(Data to use)
•••
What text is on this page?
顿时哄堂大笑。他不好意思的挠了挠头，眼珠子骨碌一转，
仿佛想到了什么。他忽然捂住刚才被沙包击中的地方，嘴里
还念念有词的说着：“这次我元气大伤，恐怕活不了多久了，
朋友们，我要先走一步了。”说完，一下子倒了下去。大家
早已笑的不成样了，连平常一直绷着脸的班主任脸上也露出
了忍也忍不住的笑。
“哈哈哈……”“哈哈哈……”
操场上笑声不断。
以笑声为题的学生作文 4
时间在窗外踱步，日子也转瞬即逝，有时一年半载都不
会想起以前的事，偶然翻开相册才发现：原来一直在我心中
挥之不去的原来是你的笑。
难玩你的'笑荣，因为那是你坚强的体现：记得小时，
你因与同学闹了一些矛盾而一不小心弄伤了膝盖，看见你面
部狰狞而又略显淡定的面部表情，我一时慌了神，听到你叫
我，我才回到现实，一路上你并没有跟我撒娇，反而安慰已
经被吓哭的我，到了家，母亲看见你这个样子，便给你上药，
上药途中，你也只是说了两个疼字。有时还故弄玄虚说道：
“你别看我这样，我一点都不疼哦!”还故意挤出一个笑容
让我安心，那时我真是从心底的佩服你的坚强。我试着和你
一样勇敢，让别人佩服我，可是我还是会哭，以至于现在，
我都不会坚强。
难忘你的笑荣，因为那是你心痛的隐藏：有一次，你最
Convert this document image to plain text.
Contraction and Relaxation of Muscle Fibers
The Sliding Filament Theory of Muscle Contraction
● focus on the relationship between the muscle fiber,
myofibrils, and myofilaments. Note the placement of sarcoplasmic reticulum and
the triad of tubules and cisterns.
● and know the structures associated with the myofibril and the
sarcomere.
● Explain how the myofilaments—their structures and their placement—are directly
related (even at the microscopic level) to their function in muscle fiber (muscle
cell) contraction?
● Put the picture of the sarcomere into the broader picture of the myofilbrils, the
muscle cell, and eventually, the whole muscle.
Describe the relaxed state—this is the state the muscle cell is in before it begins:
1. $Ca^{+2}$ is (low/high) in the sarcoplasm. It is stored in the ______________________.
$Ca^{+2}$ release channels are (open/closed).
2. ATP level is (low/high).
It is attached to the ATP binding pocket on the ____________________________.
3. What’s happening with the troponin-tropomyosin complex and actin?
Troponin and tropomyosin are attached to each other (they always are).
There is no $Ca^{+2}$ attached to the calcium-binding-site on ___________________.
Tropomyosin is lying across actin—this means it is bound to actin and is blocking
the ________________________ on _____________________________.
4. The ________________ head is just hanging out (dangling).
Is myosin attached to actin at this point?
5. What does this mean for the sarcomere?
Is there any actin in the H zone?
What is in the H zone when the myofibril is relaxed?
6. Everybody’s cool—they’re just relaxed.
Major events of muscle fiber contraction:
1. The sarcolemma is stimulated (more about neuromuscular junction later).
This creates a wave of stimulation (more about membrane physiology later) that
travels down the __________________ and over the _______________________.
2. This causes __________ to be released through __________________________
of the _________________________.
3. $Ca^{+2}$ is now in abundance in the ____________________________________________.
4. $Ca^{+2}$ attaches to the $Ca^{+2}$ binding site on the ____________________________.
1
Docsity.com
•••
Set down each entry again, unchanged.

(In response)
What text is on this page?
顿时哄堂大笑。他不好意思的挠了挠头，眼珠子骨碌一转，
仿佛想到了什么。他忽然捂住刚才被沙包击中的地方，嘴里
还念念有词的说着：“这次我元气大伤，恐怕活不了多久了，
朋友们，我要先走一步了。”说完，一下子倒了下去。大家
早已笑的不成样了，连平常一直绷着脸的班主任脸上也露出
了忍也忍不住的笑。
“哈哈哈……”“哈哈哈……”
操场上笑声不断。
以笑声为题的学生作文 4
时间在窗外踱步，日子也转瞬即逝，有时一年半载都不
会想起以前的事，偶然翻开相册才发现：原来一直在我心中
挥之不去的原来是你的笑。
难玩你的'笑荣，因为那是你坚强的体现：记得小时，
你因与同学闹了一些矛盾而一不小心弄伤了膝盖，看见你面
部狰狞而又略显淡定的面部表情，我一时慌了神，听到你叫
我，我才回到现实，一路上你并没有跟我撒娇，反而安慰已
经被吓哭的我，到了家，母亲看见你这个样子，便给你上药，
上药途中，你也只是说了两个疼字。有时还故弄玄虚说道：
“你别看我这样，我一点都不疼哦!”还故意挤出一个笑容
让我安心，那时我真是从心底的佩服你的坚强。我试着和你
一样勇敢，让别人佩服我，可是我还是会哭，以至于现在，
我都不会坚强。
难忘你的笑荣，因为那是你心痛的隐藏：有一次，你最
Convert this document image to plain text.
Contraction and Relaxation of Muscle Fibers
The Sliding Filament Theory of Muscle Contraction
● focus on the relationship between the muscle fiber,
myofibrils, and myofilaments. Note the placement of sarcoplasmic reticulum and
the triad of tubules and cisterns.
● and know the structures associated with the myofibril and the
sarcomere.
● Explain how the myofilaments—their structures and their placement—are directly
related (even at the microscopic level) to their function in muscle fiber (muscle
cell) contraction?
● Put the picture of the sarcomere into the broader picture of the myofilbrils, the
muscle cell, and eventually, the whole muscle.
Describe the relaxed state—this is the state the muscle cell is in before it begins:
1. $Ca^{+2}$ is (low/high) in the sarcoplasm. It is stored in the ______________________.
$Ca^{+2}$ release channels are (open/closed).
2. ATP level is (low/high).
It is attached to the ATP binding pocket on the ____________________________.
3. What’s happening with the troponin-tropomyosin complex and actin?
Troponin and tropomyosin are attached to each other (they always are).
There is no $Ca^{+2}$ attached to the calcium-binding-site on ___________________.
Tropomyosin is lying across actin—this means it is bound to actin and is blocking
the ________________________ on _____________________________.
4. The ________________ head is just hanging out (dangling).
Is myosin attached to actin at this point?
5. What does this mean for the sarcomere?
Is there any actin in the H zone?
What is in the H zone when the myofibril is relaxed?
6. Everybody’s cool—they’re just relaxed.
Major events of muscle fiber contraction:
1. The sarcolemma is stimulated (more about neuromuscular junction later).
This creates a wave of stimulation (more about membrane physiology later) that
travels down the __________________ and over the _______________________.
2. This causes __________ to be released through __________________________
of the _________________________.
3. $Ca^{+2}$ is now in abundance in the ____________________________________________.
4. $Ca^{+2}$ attaches to the $Ca^{+2}$ binding site on the ____________________________.
1
Docsity.com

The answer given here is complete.